*Short problem*:
Reproduce the entries word for word, and omit any picture you find in them.
------------------------------------------------------------------------
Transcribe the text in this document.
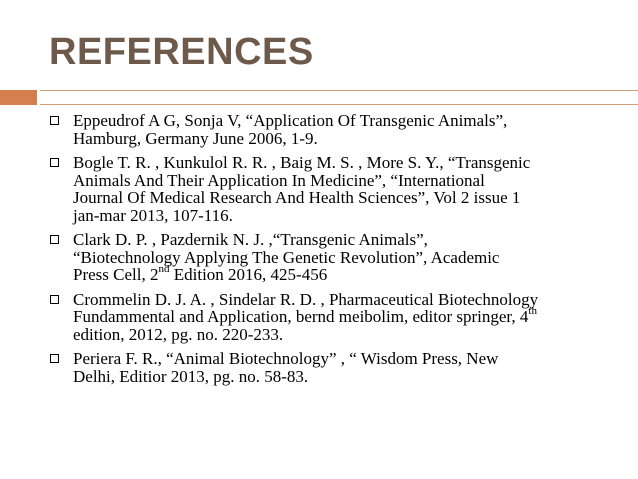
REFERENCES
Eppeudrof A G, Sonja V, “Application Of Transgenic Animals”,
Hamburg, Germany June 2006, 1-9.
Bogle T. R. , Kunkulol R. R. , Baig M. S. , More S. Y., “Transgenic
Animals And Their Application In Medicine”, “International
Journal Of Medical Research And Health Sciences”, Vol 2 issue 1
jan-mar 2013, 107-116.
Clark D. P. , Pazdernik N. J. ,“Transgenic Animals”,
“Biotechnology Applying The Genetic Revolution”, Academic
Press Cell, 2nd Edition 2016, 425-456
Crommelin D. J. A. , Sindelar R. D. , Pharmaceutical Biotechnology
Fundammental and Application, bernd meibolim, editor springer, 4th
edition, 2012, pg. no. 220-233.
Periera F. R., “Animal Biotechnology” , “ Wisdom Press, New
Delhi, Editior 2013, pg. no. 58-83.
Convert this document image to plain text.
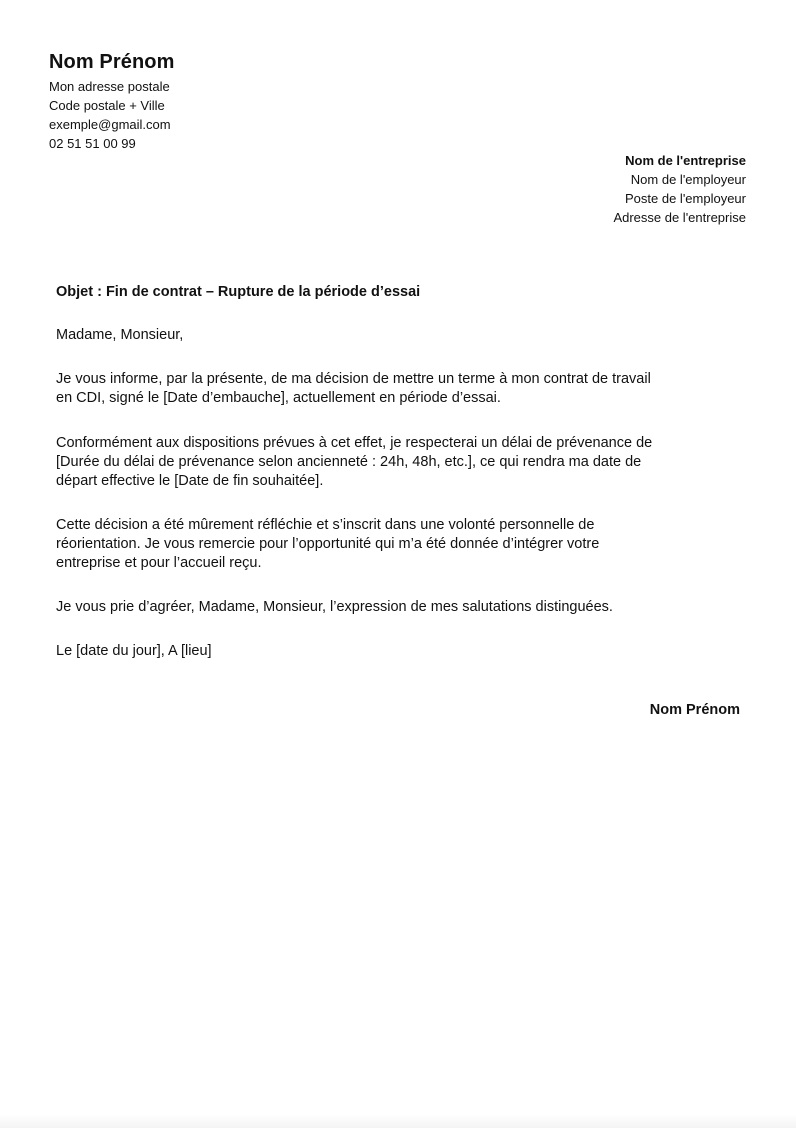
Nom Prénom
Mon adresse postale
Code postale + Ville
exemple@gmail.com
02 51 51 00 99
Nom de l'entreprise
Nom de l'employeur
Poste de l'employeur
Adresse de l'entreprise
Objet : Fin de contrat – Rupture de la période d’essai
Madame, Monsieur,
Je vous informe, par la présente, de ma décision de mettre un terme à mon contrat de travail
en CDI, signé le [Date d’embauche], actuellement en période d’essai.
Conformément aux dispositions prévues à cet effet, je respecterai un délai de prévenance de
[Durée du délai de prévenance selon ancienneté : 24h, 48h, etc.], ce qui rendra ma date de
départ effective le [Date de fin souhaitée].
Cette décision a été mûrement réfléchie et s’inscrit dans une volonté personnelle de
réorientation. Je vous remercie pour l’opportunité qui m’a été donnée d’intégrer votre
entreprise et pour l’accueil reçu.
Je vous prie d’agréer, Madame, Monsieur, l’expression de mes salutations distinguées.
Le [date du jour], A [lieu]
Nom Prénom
------------------------------------------------------------------------
*Problem solution*:
Transcribe the text in this document.
REFERENCES
Eppeudrof A G, Sonja V, “Application Of Transgenic Animals”,
Hamburg, Germany June 2006, 1-9.
Bogle T. R. , Kunkulol R. R. , Baig M. S. , More S. Y., “Transgenic
Animals And Their Application In Medicine”, “International
Journal Of Medical Research And Health Sciences”, Vol 2 issue 1
jan-mar 2013, 107-116.
Clark D. P. , Pazdernik N. J. ,“Transgenic Animals”,
“Biotechnology Applying The Genetic Revolution”, Academic
Press Cell, 2nd Edition 2016, 425-456
Crommelin D. J. A. , Sindelar R. D. , Pharmaceutical Biotechnology
Fundammental and Application, bernd meibolim, editor springer, 4th
edition, 2012, pg. no. 220-233.
Periera F. R., “Animal Biotechnology” , “ Wisdom Press, New
Delhi, Editior 2013, pg. no. 58-83.
Convert this document image to plain text.
Nom Prénom
Mon adresse postale
Code postale + Ville
exemple@gmail.com
02 51 51 00 99
Nom de l'entreprise
Nom de l'employeur
Poste de l'employeur
Adresse de l'entreprise
Objet : Fin de contrat – Rupture de la période d’essai
Madame, Monsieur,
Je vous informe, par la présente, de ma décision de mettre un terme à mon contrat de travail
en CDI, signé le [Date d’embauche], actuellement en période d’essai.
Conformément aux dispositions prévues à cet effet, je respecterai un délai de prévenance de
[Durée du délai de prévenance selon ancienneté : 24h, 48h, etc.], ce qui rendra ma date de
départ effective le [Date de fin souhaitée].
Cette décision a été mûrement réfléchie et s’inscrit dans une volonté personnelle de
réorientation. Je vous remercie pour l’opportunité qui m’a été donnée d’intégrer votre
entreprise et pour l’accueil reçu.
Je vous prie d’agréer, Madame, Monsieur, l’expression de mes salutations distinguées.
Le [date du jour], A [lieu]
Nom Prénom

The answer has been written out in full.